▶ _Goal_
Filter the entries and keep only the lines where the string "Control" appears.

▶ _Data records_
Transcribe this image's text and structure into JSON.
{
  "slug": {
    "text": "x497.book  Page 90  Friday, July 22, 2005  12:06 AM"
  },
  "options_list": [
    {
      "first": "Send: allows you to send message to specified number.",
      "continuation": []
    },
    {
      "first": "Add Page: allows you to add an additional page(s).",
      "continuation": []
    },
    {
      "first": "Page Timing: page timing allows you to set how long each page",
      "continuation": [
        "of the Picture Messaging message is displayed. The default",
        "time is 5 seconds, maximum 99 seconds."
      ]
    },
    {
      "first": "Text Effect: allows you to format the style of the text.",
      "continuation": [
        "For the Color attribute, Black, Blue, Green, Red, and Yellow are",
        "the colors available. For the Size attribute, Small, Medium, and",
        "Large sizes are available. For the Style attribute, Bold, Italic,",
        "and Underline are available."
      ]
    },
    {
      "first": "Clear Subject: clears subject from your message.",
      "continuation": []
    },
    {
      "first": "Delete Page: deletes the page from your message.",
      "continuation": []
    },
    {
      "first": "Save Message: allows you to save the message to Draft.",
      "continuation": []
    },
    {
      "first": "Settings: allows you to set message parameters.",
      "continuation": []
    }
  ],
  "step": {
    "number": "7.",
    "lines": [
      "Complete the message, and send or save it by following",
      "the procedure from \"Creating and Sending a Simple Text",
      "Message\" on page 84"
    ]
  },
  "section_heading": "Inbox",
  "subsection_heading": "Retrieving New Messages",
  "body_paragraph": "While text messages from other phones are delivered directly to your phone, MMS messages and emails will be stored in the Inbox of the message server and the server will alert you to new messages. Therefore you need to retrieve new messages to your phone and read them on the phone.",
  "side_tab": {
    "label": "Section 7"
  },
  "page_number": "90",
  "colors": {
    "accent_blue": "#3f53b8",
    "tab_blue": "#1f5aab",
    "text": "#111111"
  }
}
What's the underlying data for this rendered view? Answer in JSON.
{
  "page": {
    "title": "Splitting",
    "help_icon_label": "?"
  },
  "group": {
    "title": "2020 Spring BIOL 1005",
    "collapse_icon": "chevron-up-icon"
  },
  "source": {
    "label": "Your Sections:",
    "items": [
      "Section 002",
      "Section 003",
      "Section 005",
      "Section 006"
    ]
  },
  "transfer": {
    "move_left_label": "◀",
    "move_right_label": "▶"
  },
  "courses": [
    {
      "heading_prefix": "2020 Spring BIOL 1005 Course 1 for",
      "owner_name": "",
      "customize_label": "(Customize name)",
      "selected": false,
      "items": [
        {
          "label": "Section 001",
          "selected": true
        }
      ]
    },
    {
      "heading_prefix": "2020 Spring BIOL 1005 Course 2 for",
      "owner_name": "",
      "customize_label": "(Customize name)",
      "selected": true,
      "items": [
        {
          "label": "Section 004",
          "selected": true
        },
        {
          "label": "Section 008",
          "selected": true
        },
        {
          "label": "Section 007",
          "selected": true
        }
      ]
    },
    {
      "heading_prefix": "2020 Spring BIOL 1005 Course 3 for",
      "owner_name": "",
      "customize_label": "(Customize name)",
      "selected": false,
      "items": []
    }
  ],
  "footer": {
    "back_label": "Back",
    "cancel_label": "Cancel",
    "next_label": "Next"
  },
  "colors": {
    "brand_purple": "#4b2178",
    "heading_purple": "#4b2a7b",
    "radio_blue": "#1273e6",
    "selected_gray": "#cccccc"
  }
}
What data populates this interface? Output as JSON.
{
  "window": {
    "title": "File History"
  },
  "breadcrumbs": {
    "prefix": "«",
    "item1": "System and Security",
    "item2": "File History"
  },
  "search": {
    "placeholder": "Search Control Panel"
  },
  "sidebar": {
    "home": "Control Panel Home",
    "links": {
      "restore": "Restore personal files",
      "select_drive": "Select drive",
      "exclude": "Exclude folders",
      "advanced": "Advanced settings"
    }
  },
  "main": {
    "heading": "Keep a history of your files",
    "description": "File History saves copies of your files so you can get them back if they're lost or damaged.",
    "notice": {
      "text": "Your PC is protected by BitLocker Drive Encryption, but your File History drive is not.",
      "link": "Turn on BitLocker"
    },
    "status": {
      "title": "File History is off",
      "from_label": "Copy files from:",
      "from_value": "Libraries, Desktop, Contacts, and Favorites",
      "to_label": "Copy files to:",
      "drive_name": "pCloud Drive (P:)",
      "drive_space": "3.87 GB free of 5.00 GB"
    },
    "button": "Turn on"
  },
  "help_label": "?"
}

▶ _Output of the task_
    "placeholder": "Search Control Panel"
    "home": "Control Panel Home",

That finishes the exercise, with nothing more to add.